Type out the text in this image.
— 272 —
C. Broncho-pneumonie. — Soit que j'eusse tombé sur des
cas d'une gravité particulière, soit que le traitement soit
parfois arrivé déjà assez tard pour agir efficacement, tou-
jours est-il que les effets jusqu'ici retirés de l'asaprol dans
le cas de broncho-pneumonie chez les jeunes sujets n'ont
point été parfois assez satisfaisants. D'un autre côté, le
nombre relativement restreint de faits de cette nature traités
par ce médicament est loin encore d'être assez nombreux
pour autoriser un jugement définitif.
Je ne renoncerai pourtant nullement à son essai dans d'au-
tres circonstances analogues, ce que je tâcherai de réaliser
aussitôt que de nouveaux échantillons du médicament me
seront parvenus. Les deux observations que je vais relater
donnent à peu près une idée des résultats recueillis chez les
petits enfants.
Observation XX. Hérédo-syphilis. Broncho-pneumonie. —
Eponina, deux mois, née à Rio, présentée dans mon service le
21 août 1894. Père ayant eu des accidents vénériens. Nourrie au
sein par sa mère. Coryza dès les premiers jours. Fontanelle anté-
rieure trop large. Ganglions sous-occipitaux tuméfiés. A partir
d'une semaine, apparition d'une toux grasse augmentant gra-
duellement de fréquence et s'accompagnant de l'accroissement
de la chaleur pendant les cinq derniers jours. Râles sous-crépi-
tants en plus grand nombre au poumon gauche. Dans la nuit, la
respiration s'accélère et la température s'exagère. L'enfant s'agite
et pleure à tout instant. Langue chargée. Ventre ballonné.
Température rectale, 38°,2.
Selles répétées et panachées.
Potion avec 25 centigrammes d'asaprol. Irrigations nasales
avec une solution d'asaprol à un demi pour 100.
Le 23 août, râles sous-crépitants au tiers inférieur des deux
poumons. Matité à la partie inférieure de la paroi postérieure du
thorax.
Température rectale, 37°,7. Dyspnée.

§ §

◆ WHAT YOU SHOULD DO ◆
Search the data above for lines holding "jours" and copy each of them.

◆ FULL RESPONSE ◆
jours est-il que les effets jusqu'ici retirés de l'asaprol dans
sein par sa mère. Coryza dès les premiers jours. Fontanelle anté-
de la chaleur pendant les cinq derniers jours. Râles sous-crépi-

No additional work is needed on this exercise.